- [PROBLEM DESCRIPTION]: List each line in which the string "screenshot" appears.

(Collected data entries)
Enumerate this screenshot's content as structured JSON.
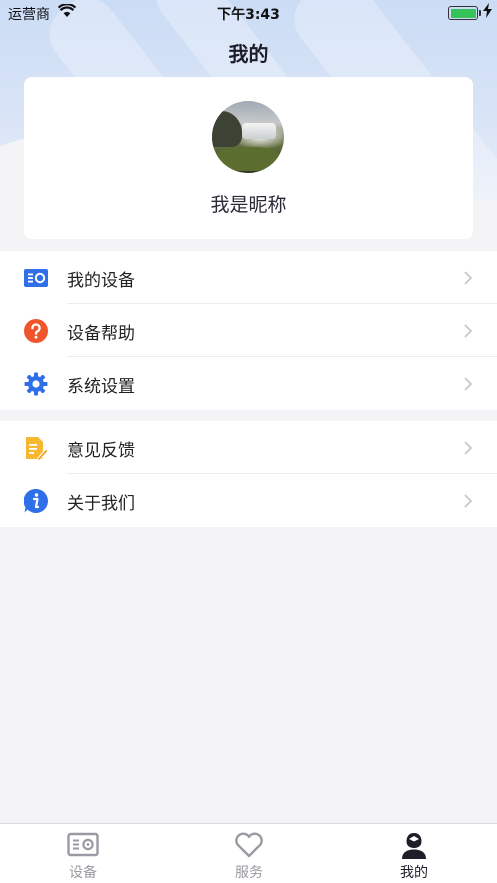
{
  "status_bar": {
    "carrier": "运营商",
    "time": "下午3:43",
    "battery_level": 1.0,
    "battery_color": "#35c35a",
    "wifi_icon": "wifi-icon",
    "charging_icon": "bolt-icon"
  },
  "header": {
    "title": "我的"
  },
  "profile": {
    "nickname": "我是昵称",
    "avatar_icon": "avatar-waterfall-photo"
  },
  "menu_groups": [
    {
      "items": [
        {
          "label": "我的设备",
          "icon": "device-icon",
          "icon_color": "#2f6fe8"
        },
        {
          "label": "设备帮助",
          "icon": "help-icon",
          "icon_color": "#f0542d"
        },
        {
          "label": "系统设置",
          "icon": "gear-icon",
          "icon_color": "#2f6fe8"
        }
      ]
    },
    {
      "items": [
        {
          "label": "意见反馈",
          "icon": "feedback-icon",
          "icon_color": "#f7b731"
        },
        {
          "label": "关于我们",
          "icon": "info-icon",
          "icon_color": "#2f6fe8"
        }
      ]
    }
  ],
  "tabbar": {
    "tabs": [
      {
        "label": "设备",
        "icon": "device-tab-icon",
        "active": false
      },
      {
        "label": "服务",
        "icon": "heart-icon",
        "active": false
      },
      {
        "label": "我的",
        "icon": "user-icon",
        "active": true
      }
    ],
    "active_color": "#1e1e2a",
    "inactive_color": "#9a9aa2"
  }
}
---
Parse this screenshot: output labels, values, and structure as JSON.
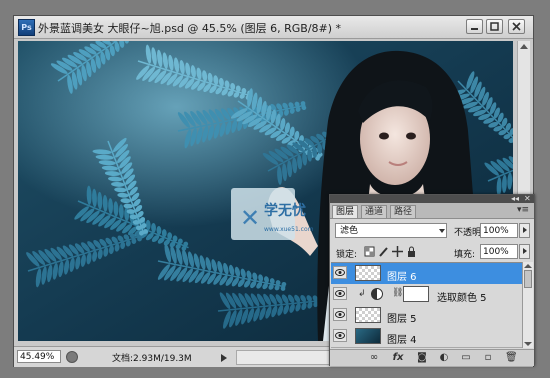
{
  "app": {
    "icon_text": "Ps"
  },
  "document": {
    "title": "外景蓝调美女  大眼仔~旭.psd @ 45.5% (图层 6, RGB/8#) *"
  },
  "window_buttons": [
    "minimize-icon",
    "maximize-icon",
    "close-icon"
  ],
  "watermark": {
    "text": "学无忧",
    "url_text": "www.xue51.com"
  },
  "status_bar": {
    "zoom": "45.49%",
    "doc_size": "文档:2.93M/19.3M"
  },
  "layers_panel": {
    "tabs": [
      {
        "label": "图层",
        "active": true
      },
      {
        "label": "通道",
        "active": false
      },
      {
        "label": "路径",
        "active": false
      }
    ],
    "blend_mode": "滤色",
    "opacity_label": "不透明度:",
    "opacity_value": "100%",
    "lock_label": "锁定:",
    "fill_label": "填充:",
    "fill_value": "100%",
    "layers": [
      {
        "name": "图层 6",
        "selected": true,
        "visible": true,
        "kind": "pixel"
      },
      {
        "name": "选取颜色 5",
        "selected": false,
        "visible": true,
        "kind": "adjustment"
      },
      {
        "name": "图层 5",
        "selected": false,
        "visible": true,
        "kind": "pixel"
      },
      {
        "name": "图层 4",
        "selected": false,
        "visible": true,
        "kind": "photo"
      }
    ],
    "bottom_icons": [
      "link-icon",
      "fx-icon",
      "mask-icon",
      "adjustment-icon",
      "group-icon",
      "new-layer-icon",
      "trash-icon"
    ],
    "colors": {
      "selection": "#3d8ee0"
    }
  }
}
--
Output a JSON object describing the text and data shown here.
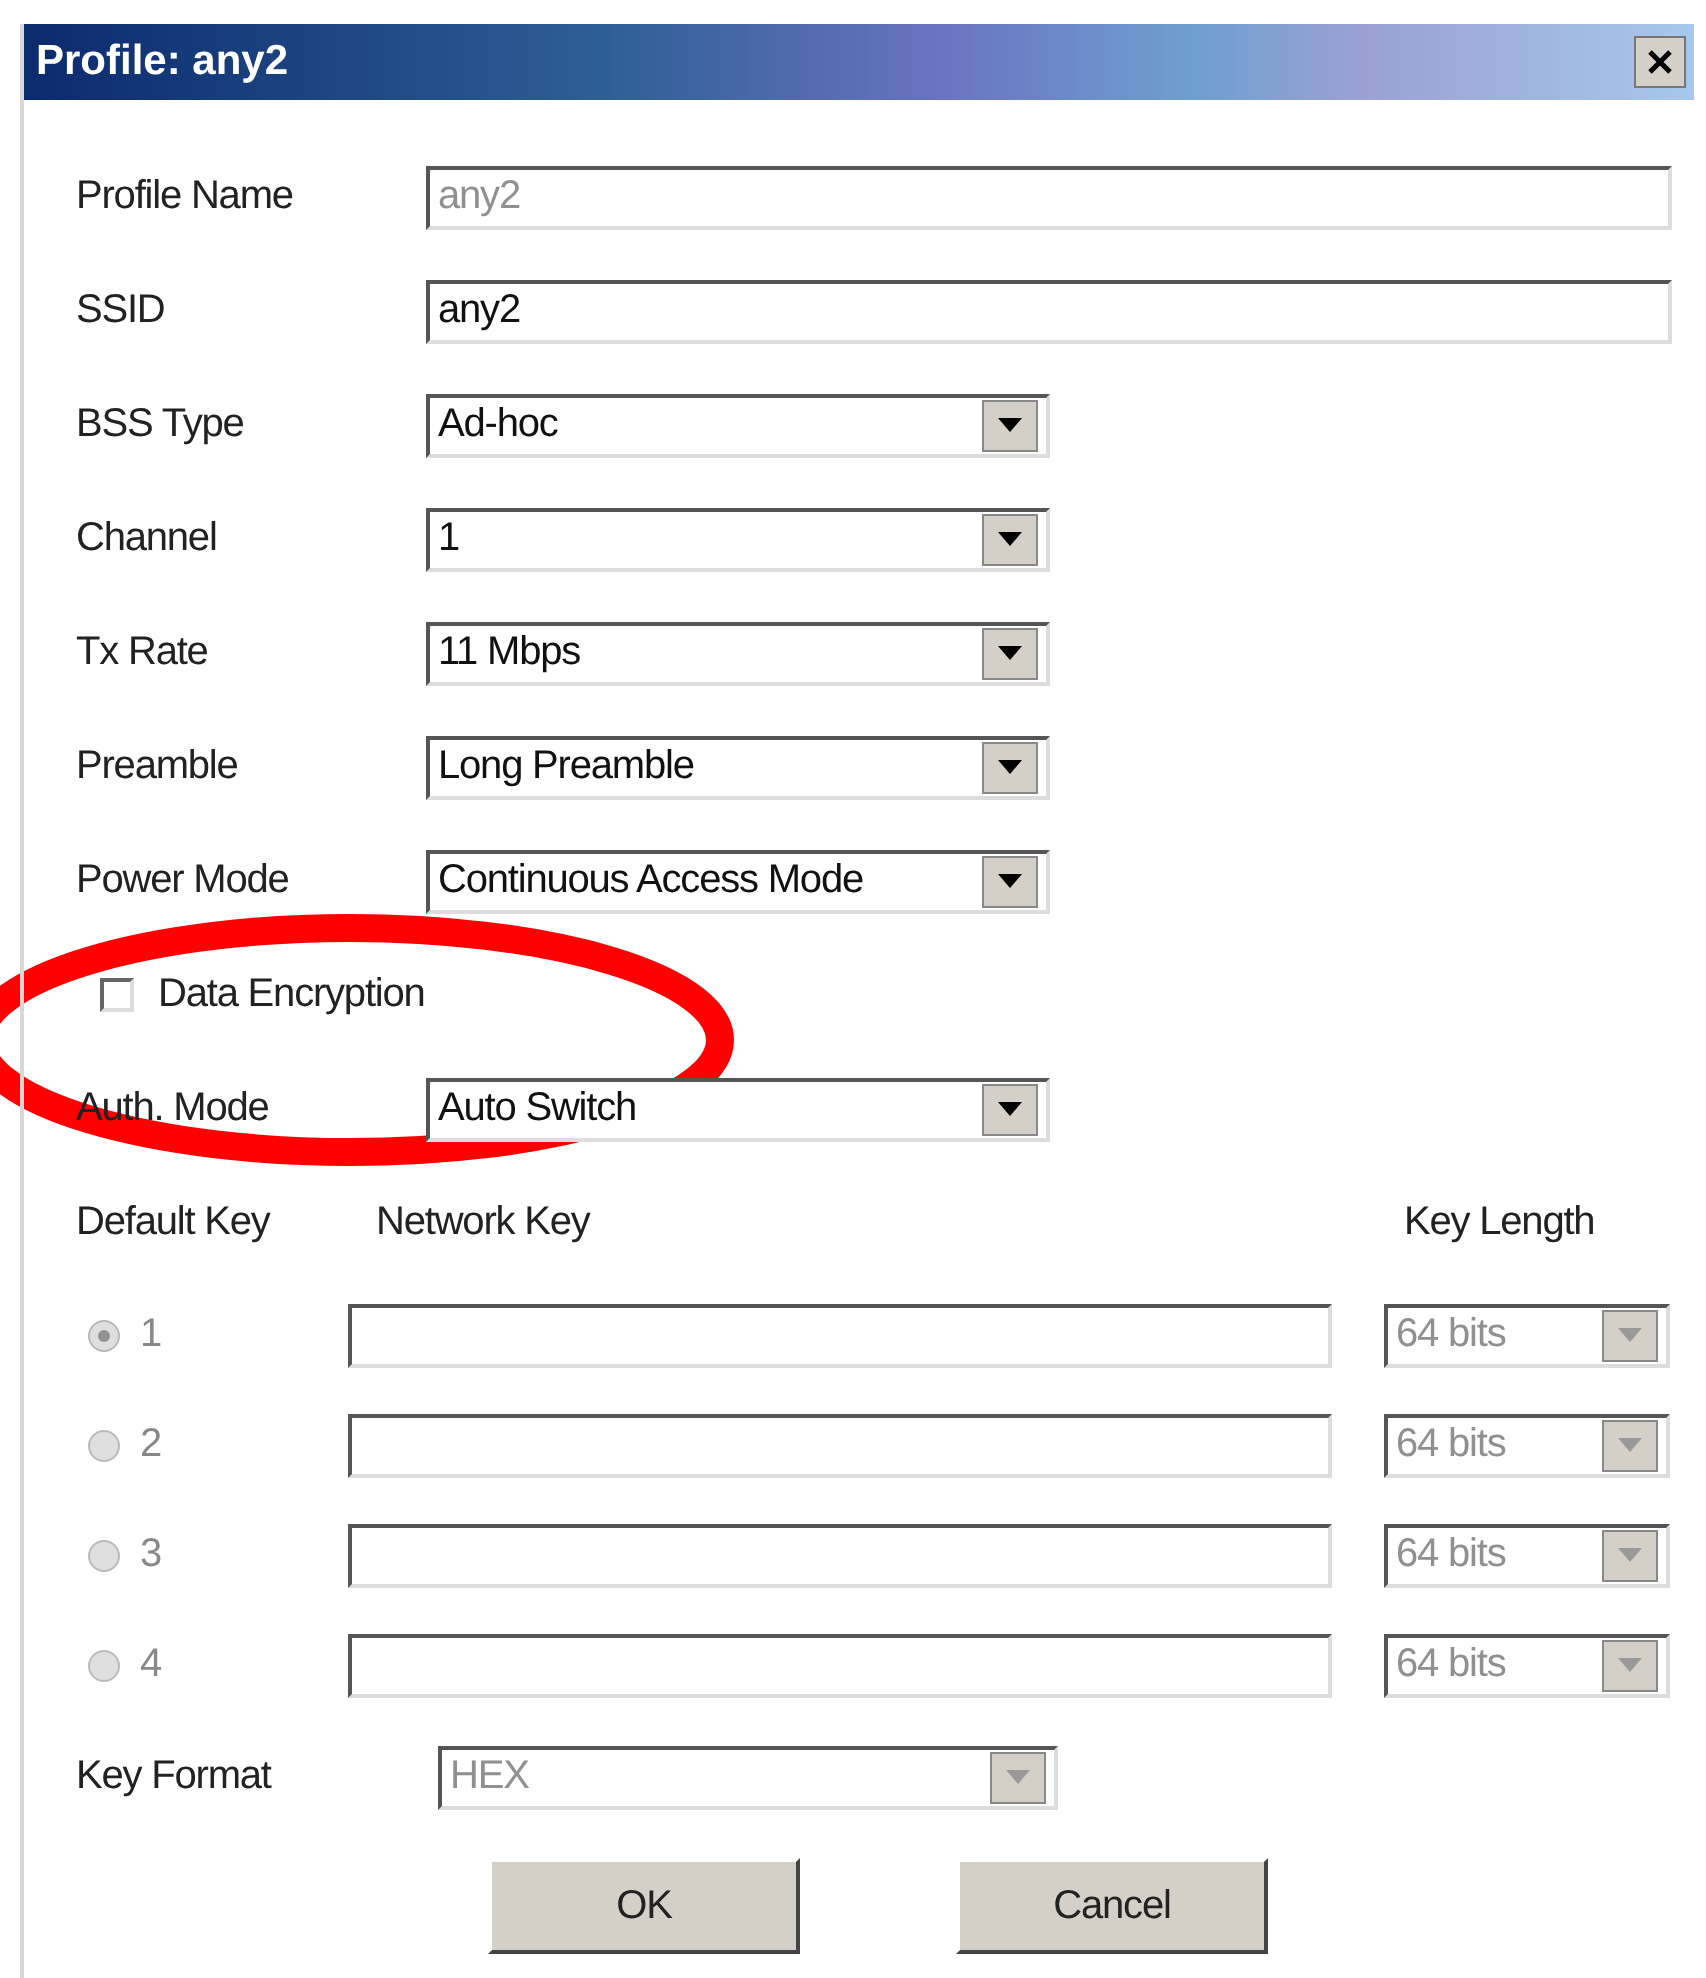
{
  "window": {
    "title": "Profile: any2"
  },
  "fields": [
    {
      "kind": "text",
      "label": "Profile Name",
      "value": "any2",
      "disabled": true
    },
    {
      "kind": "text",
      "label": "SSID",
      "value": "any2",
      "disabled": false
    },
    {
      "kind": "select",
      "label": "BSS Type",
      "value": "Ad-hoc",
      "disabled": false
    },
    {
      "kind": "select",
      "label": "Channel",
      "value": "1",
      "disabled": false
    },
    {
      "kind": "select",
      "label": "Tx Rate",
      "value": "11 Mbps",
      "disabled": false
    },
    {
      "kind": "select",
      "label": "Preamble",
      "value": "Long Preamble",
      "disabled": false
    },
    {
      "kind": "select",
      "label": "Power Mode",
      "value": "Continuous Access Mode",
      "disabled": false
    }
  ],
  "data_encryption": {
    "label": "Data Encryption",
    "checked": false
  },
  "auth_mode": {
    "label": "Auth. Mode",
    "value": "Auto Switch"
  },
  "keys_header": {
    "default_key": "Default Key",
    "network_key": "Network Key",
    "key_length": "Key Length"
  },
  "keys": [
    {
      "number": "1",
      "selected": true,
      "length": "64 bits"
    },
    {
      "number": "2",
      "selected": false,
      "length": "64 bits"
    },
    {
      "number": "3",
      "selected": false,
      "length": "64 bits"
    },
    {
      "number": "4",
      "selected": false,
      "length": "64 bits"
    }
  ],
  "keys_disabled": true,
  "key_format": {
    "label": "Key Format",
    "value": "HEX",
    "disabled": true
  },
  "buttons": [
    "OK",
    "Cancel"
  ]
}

- [EXERCISE RESULT]:
Enumerate this screenshot's content as structured JSON.
Parse this screenshot: output labels, values, and structure as JSON.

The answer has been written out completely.